### EXERCISE DIRECTIONS
Tally all lines containing the word "Winter". Give the number alone.

::::

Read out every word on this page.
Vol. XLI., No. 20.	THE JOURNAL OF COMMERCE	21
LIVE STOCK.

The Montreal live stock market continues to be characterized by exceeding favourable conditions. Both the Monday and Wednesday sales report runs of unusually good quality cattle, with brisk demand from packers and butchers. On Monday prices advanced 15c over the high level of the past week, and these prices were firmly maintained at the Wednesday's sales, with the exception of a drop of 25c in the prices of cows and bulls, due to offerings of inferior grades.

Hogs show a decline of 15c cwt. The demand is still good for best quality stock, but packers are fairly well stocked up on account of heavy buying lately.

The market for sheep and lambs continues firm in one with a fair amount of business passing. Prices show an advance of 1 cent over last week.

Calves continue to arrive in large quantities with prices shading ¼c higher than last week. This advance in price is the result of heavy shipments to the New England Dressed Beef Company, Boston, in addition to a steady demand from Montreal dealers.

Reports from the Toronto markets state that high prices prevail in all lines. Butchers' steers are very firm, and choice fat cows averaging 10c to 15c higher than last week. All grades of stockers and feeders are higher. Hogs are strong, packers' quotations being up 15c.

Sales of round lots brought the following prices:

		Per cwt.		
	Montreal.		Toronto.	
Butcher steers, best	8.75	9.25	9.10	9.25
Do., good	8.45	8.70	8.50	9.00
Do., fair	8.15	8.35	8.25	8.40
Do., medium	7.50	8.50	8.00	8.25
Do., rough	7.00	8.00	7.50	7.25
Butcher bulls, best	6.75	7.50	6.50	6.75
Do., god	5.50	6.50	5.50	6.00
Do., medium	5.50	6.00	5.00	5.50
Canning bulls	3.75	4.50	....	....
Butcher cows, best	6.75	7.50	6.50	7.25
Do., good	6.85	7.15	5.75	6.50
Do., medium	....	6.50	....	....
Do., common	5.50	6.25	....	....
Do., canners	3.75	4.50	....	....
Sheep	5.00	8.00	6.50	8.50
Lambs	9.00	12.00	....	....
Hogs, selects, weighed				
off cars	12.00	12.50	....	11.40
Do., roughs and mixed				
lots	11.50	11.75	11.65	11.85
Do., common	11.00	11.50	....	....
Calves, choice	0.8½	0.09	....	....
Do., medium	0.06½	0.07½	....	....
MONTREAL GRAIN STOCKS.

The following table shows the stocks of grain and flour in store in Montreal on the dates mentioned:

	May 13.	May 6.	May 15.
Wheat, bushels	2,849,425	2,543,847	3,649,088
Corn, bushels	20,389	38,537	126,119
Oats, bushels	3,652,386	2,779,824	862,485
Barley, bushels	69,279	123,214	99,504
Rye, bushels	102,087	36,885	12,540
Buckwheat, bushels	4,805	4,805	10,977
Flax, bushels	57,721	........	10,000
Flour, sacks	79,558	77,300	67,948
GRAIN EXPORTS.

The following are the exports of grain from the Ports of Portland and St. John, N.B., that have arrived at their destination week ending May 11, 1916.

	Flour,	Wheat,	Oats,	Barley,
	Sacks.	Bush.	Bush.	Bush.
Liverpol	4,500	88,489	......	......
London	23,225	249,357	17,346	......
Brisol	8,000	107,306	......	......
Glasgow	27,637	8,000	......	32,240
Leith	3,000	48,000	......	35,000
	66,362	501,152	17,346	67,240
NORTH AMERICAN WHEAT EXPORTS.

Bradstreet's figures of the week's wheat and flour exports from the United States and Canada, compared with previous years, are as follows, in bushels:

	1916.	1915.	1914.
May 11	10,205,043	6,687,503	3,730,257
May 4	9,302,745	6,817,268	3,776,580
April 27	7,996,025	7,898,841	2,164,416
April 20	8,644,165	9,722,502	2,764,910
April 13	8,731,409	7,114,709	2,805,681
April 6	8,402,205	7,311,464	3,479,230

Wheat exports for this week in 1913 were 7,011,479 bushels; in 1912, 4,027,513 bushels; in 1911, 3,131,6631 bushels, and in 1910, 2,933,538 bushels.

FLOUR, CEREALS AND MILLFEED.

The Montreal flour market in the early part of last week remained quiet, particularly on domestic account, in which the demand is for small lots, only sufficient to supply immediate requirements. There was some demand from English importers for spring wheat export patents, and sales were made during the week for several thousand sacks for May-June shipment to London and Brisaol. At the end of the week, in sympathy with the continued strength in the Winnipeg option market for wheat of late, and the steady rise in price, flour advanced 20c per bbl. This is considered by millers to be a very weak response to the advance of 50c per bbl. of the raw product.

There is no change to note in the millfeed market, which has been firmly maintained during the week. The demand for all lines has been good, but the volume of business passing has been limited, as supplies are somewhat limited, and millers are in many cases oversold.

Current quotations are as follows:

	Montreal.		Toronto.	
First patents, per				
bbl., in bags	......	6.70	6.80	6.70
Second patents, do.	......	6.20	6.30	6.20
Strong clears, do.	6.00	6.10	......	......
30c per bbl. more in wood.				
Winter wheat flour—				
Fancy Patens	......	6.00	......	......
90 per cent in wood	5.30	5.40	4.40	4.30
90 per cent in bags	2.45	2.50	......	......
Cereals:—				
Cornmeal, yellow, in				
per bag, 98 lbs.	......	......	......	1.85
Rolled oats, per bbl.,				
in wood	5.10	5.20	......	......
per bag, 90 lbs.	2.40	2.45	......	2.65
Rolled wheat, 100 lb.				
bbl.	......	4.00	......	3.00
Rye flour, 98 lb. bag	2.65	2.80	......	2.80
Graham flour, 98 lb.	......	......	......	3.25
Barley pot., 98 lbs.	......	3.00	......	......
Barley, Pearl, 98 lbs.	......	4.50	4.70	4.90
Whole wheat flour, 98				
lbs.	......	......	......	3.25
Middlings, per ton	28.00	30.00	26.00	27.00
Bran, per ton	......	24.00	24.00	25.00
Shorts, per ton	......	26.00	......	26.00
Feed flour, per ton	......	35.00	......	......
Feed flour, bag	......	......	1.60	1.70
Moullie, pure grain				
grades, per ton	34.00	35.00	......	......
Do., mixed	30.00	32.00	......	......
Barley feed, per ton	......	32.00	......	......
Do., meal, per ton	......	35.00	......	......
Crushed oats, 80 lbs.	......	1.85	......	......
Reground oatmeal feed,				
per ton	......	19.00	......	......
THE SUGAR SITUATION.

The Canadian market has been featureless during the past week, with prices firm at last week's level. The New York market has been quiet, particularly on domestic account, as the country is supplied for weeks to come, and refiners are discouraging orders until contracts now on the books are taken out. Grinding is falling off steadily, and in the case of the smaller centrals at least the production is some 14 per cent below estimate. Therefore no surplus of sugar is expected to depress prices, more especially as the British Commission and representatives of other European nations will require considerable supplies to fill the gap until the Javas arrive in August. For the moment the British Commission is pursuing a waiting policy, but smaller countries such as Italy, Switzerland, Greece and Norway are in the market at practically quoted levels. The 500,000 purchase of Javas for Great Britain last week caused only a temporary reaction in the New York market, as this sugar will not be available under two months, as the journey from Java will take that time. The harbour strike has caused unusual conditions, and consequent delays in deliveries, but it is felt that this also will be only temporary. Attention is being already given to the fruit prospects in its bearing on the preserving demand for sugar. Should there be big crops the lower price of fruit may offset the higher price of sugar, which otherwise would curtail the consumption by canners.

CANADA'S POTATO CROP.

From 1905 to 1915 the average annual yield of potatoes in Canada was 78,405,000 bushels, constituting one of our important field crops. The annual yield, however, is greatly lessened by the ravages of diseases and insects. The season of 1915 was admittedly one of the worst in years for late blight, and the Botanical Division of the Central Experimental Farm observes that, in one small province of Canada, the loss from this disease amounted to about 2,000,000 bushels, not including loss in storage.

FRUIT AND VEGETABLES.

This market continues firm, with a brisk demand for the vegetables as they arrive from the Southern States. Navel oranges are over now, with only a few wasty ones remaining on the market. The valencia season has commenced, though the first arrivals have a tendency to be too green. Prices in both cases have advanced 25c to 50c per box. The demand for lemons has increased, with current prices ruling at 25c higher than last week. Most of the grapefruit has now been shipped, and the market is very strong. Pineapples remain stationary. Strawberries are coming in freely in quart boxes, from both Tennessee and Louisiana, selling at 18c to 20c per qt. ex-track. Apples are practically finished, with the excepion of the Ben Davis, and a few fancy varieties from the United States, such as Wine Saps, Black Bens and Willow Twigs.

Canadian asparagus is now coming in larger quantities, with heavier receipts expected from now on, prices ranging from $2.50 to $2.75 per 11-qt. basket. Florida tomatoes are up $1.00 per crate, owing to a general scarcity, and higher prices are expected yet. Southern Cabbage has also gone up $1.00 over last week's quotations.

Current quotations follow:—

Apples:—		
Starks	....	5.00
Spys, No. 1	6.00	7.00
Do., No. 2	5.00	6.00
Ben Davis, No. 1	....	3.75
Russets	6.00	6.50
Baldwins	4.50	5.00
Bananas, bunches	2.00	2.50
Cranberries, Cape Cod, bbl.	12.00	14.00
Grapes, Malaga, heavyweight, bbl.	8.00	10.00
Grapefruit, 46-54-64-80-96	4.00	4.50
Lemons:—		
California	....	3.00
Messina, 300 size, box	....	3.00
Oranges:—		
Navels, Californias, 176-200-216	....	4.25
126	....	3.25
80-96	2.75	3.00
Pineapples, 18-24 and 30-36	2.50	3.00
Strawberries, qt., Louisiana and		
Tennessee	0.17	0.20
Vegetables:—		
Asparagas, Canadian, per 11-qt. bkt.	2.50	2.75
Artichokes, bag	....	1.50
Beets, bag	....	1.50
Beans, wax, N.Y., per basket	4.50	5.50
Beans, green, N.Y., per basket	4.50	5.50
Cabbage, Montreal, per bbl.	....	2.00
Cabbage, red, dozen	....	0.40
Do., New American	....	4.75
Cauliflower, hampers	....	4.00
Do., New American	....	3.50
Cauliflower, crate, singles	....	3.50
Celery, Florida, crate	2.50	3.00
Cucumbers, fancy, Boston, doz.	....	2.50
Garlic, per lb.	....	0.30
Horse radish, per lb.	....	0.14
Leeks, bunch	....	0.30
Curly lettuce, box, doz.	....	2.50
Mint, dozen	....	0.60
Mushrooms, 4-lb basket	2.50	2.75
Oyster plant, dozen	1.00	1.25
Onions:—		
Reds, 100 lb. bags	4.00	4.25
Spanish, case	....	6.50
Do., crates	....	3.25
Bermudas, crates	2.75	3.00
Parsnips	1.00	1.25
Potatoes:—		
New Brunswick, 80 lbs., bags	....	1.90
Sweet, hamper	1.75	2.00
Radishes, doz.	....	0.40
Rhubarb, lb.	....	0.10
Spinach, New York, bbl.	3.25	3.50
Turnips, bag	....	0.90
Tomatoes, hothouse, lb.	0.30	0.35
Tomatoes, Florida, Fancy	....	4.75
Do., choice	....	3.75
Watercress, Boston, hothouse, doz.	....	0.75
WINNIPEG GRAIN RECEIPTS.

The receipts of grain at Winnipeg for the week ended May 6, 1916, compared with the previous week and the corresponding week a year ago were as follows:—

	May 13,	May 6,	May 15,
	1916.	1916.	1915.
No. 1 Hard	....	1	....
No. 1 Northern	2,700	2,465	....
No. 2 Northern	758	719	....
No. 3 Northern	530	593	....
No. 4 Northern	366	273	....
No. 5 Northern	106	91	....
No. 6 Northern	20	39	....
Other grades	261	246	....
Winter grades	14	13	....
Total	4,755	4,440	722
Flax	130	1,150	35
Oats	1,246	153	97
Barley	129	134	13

::::

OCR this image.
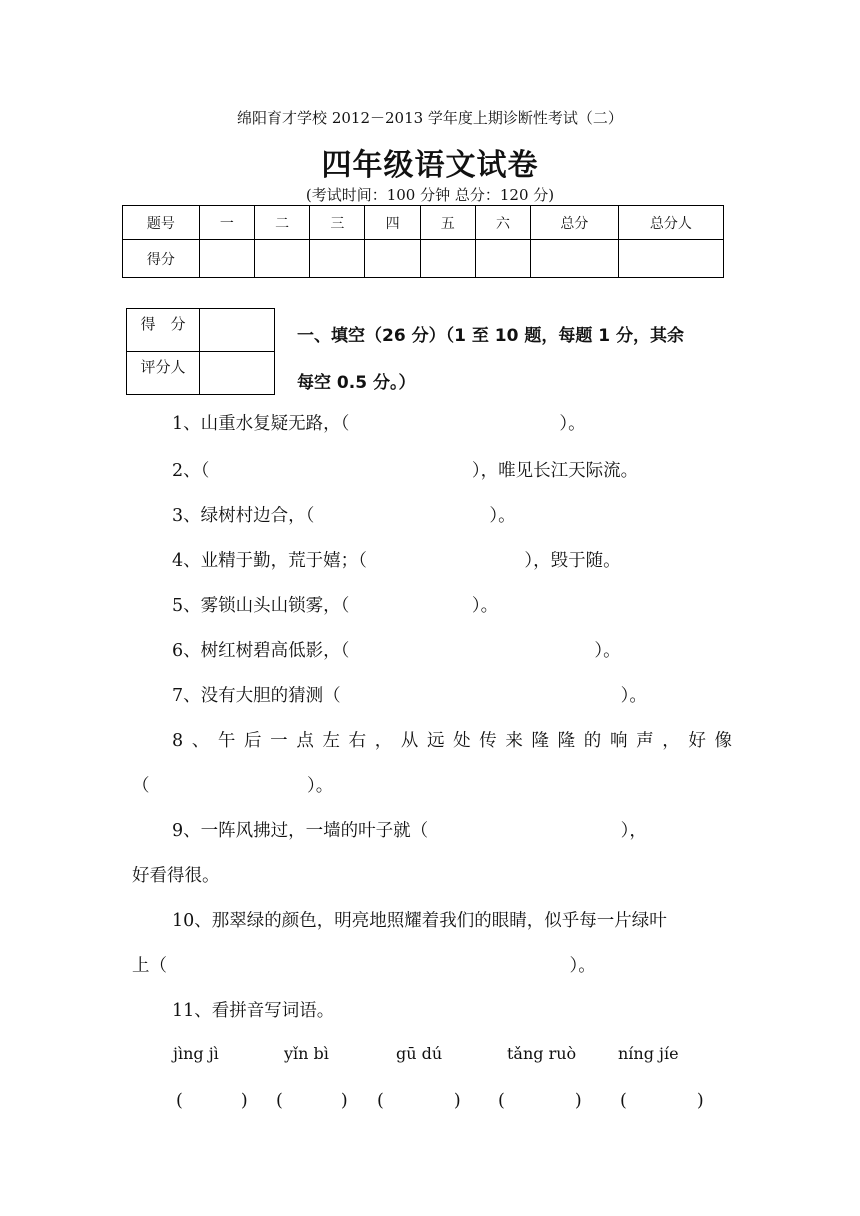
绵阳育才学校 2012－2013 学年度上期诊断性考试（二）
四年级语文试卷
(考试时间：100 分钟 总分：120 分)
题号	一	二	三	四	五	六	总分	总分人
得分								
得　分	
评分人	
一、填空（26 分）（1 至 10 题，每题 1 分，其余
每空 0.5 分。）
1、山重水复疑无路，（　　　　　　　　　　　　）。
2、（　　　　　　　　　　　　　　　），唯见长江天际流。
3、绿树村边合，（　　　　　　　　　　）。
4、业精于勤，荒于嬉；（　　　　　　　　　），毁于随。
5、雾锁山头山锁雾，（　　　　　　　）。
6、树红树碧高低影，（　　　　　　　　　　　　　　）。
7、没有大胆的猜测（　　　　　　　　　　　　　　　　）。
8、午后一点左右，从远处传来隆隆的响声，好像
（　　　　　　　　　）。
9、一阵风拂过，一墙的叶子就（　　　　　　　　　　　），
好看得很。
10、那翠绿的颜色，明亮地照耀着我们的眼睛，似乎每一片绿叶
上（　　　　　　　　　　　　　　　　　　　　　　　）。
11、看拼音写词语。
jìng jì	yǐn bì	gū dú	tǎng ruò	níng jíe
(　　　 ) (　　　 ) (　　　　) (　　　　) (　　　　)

::::

### RESPONSE TO THIS TASK
2